* 原始文档
----

随机化的正确打开方式
前言
最近在考场上发现有的题目暴力搜索并不是很好打
而且很耗时间
效率低下
一个10以内的数据甚至要跑一个多小时
既然暴搜是枚举所有可能的答案进行最优性选择
那么可以通过多次随机枚举答案进行选择
保证答案只会更优不会更劣
因题而异不同的写法
一般情况来说
随机化程序能够拿到最劣暴力或者次劣暴力能拿到的分数
因为对应小的数据范围,随机化能涵盖到所有情况的概率也就越大
就等价于打了暴力枚举所有情况
不同的题目有不同的写法
有长有短
下面整理了从九月以来所有模拟赛的随机化代码以及部分题目
留做经验
随机化种子&时间限制
一般的话就用最简单的\(0\)足矣
srand((unsigned long long)time(NULL));
毕竟整个程序是随机的
而且对答案的影响不只是一个数值
所以每次随机出的数对答案影响并不大
只要保证不是都一样即可
如果想要更复杂的随机化方法
参考C++11 随机数生成器
同时因为枚举所有情况
希望能涵盖多种情况,越多越好
那么就让程序在不超出时间限制的情况下一直跑
如果超时就输出答案跑路
答案对不对就交给人品吧
判断时间函数&代码
inline bool time(){
if((double)clock() / CLOCKS_PER_SEC <= 1.0) return 1;
return 0;
}
一般判断比时间限制少一丢丢
如果代码将在评测机上运行
按照标准时间除以\(1.5\)倍向下限制比较稳妥
题目&随机化程序
先来镇楼~
联赛模拟测试14-D.笨小猴
大意
Solution
这是唯一一道随机化\(Accepted\)的题目
得益于\(Special \:\ Judge\)和题目本身有好多好多组解的性质
很容易随机到一个合法序列
Code
笨小猴
#include <iostream>
#include <cstring>
#include <cstdio>
#include <algorithm>
using namespace std;
inline int read(){
int x = 0, w = 1;
char ch = getchar();
for(; ch > '9' || ch < '0'; ch = getchar()) if(ch == '-') w = -1;
for(; ch >= '0' && ch <= '9'; ch = getchar()) x = x * 10 + ch - '0';
return x * w;
}
const int ss = 200010;
struct card{
int a, b, id;
inline bool operator < (const card &x) const {
return x.a < a;
}
}c[ss], ans[ss];
long long suma, sumb;
int id[ss], n;
inline void RAND(){
register int tim = 500;
register bool flag = 0;
while(tim--){
random_shuffle(c + 1, c + 1 + n + n + 1);
register long long tmpa = 0, tmpb = 0;
for(register int i = 1; i <= n + 1; i++){
tmpa += c[i].a, tmpb += c[i].b;
id[i] = c[i].id;
}
if(tmpa >= suma - tmpa && tmpb >= sumb - tmpb){
flag = 1;
for(register int i = 1; i <= n + 1; i++)

----

* 写作任务
1) 在这篇关于随机化的文章中,哪一道题是唯一用随机化得到 Accepted 的?
2) 从最后一行之后接着续写这篇关于随机化的文章。

* 所给资料
----

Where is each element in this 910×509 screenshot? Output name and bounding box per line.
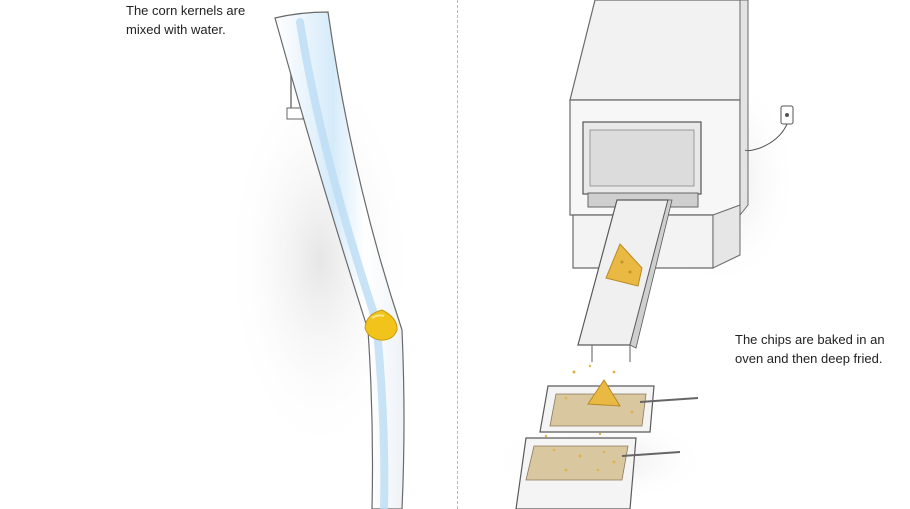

----

* 参考答案
1) 联赛模拟测试14-D.笨小猴。

2)
printf("%d\n", id[i]);
exit(0);
}
if(flag == 1) break;
}
if(!flag) puts("-1");
exit(0);
}
bool vis[ss];
signed main(){
srand(time(0));
n = read();
for(register int i = 1; i <= 2 * n + 1; i++){
c[i].a = read(), c[i].b = read();
c[i].id = i;
suma += c[i].a, sumb += c[i].b;
}
RAND();
return 0;
}
联赛模拟测试21-D.格式化
大意
Solution
对于小于\(10\)的情况枚举全排列
那么剩下的可以按照上述思路随机生成一个序列
更新答案即可
暴力得分\(30pts\)
随机化得分\(45pts\)
Code
格式化
#include <iostream>
#include <cstring>
#include <cstdio>
#include <algorithm>
#include <ctime>
#define min(a, b) ({int AA = a, BB = b; AA < BB ? AA : BB;})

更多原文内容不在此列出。